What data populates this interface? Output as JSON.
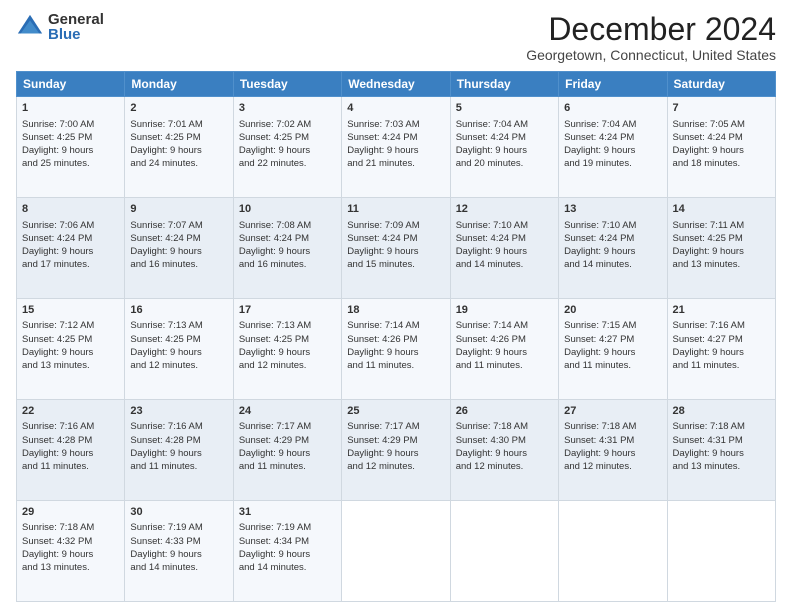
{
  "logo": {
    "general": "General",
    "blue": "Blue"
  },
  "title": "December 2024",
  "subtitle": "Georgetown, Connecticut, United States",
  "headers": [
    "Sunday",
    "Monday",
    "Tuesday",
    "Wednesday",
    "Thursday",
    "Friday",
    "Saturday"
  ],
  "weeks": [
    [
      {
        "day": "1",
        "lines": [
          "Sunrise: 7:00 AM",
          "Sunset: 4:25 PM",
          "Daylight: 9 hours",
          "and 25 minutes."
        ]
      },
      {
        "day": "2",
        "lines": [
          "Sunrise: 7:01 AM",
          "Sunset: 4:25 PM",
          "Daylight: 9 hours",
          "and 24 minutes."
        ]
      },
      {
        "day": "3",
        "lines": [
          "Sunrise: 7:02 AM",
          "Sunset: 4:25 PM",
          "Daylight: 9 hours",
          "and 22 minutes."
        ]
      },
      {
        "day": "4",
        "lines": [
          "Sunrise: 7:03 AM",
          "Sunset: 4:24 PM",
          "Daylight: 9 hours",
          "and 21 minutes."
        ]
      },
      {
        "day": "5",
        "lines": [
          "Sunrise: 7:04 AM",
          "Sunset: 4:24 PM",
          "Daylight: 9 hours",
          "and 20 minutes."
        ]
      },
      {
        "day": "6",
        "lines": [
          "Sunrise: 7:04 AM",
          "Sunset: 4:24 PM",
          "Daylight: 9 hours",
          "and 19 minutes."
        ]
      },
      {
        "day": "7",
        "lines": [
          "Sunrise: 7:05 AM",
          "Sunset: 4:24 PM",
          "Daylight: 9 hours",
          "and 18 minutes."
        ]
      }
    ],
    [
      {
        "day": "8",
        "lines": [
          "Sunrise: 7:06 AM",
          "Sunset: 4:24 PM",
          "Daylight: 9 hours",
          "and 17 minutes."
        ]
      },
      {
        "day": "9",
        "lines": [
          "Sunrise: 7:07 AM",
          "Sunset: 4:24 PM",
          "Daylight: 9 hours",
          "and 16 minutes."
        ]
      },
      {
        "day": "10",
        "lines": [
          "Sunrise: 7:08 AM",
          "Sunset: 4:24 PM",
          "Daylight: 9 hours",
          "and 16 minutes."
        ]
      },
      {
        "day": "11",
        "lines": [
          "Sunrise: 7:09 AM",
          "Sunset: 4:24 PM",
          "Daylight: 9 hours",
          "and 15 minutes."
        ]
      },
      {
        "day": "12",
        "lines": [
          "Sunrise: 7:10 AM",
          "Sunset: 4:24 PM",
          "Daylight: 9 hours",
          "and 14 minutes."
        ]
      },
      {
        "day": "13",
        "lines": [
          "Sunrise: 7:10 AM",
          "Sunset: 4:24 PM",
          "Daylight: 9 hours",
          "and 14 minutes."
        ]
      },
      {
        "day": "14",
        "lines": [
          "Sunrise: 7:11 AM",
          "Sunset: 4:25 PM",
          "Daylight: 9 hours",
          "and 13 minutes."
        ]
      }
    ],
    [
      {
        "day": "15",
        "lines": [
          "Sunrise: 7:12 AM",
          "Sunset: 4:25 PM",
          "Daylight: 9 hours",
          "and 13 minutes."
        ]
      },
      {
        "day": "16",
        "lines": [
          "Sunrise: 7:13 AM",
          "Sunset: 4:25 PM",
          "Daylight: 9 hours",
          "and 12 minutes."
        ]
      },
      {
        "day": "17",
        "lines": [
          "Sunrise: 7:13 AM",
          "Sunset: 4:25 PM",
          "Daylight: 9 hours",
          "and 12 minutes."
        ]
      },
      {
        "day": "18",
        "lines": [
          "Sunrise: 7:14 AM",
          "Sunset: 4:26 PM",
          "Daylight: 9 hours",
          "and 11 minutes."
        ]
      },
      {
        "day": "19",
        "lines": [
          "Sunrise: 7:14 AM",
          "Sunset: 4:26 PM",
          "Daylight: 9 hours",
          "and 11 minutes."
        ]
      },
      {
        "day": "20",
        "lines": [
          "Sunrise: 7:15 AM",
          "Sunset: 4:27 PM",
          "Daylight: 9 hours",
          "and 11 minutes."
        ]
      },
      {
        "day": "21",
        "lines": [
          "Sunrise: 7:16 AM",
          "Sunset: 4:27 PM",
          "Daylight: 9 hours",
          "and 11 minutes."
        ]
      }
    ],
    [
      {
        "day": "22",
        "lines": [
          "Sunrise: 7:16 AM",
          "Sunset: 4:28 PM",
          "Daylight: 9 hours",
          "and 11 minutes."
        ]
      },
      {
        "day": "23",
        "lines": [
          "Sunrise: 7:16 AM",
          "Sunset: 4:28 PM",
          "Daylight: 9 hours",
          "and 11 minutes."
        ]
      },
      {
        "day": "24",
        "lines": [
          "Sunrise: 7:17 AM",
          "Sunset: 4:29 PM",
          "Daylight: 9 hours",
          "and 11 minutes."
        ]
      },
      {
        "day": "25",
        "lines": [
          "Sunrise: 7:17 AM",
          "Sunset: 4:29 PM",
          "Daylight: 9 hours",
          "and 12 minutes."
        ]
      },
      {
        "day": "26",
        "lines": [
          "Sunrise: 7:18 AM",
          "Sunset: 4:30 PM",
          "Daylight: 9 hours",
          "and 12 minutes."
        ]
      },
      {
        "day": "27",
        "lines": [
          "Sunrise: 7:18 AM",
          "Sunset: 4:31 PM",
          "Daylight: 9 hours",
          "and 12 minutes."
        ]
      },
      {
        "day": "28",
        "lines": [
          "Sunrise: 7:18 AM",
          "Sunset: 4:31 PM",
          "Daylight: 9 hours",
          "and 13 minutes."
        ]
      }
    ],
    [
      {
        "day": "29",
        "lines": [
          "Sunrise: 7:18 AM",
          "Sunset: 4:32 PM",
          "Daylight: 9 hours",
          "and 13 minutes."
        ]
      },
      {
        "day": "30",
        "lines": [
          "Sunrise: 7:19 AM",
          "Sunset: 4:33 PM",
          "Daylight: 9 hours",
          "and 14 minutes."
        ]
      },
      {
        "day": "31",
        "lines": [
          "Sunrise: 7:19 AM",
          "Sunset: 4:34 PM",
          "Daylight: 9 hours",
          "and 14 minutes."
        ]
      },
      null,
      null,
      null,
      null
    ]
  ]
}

=======

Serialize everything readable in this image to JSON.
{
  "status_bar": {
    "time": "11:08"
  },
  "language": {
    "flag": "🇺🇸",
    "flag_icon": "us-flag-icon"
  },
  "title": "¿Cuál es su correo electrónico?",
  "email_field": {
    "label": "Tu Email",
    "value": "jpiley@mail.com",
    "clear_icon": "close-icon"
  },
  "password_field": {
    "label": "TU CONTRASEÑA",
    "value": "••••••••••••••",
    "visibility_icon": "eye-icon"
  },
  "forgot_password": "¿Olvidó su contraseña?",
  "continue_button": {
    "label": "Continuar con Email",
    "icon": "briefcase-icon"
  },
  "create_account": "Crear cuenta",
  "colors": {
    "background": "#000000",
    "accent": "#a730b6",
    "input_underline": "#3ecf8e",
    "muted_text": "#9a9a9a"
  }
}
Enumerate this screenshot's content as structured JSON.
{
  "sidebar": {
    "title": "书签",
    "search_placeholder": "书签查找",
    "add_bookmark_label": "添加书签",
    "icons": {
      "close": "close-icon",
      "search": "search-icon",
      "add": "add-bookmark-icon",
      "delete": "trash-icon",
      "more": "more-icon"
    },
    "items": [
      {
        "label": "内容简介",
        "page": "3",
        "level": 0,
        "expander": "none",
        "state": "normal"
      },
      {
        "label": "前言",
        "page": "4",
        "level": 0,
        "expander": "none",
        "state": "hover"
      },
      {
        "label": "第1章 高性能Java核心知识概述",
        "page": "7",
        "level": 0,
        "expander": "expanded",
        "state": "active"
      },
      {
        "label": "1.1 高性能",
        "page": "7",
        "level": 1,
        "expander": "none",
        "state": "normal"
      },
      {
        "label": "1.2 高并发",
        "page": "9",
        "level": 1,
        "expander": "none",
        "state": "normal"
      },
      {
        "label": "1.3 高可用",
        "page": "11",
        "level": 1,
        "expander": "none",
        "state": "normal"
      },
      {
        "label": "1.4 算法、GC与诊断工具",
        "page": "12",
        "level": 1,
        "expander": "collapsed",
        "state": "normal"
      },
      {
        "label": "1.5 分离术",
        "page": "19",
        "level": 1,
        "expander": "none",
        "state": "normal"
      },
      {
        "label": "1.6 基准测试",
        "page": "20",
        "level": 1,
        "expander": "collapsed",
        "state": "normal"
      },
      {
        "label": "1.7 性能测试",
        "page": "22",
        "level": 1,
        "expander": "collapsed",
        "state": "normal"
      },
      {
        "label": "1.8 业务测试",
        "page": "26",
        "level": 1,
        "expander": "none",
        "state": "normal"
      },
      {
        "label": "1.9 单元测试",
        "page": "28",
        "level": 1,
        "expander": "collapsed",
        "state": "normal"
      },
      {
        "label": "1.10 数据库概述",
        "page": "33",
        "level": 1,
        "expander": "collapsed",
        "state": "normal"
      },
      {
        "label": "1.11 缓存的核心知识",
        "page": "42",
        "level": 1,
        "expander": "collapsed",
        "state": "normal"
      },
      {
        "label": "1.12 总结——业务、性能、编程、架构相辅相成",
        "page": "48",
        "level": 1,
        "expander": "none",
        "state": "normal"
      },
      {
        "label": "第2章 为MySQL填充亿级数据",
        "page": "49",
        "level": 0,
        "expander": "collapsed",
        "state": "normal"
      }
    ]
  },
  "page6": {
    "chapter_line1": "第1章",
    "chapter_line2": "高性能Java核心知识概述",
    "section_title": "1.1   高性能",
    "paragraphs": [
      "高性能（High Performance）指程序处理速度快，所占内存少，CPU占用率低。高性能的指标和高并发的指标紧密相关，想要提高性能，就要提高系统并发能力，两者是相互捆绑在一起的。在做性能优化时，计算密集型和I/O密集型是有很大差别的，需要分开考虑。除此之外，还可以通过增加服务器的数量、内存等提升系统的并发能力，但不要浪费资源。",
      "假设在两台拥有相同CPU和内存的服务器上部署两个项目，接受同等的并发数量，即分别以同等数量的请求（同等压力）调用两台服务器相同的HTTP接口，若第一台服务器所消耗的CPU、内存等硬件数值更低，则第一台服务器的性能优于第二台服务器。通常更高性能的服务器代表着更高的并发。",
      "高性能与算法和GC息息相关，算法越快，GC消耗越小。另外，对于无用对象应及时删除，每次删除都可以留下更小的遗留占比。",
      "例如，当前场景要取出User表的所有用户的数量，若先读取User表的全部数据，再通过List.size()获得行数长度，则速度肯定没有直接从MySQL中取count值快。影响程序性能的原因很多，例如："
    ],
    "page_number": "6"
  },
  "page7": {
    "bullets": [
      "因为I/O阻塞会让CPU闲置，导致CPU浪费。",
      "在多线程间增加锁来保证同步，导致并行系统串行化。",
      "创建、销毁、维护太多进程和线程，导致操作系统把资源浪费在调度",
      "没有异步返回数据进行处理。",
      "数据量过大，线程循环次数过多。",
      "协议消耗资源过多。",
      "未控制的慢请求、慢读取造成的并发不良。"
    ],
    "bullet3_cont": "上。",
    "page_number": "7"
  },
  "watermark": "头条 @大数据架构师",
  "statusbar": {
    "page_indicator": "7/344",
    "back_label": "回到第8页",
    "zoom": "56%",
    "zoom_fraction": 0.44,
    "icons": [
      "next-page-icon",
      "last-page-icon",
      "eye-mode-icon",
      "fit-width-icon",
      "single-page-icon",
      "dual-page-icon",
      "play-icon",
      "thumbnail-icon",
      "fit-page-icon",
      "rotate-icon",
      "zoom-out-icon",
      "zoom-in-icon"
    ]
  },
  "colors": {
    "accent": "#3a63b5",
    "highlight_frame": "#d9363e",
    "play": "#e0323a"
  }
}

=======

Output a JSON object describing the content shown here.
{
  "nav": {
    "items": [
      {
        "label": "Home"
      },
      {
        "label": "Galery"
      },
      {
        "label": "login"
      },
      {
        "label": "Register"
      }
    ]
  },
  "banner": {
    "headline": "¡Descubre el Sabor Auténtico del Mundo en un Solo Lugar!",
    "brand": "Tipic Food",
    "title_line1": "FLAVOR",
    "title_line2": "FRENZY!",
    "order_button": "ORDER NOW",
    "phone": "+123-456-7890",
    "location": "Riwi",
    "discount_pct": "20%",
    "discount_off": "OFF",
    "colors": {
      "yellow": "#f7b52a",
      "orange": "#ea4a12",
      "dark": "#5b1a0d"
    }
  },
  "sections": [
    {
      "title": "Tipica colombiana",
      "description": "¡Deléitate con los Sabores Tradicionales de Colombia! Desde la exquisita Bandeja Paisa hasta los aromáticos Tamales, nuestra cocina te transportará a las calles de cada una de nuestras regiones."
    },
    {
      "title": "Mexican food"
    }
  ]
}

=======

* **Exercise details**
Search the entries for the word "content", then list each line that holds it.

* **Exercise answer**
Enumerate this screenshot's content as structured JSON.
Output a JSON object describing the content shown here.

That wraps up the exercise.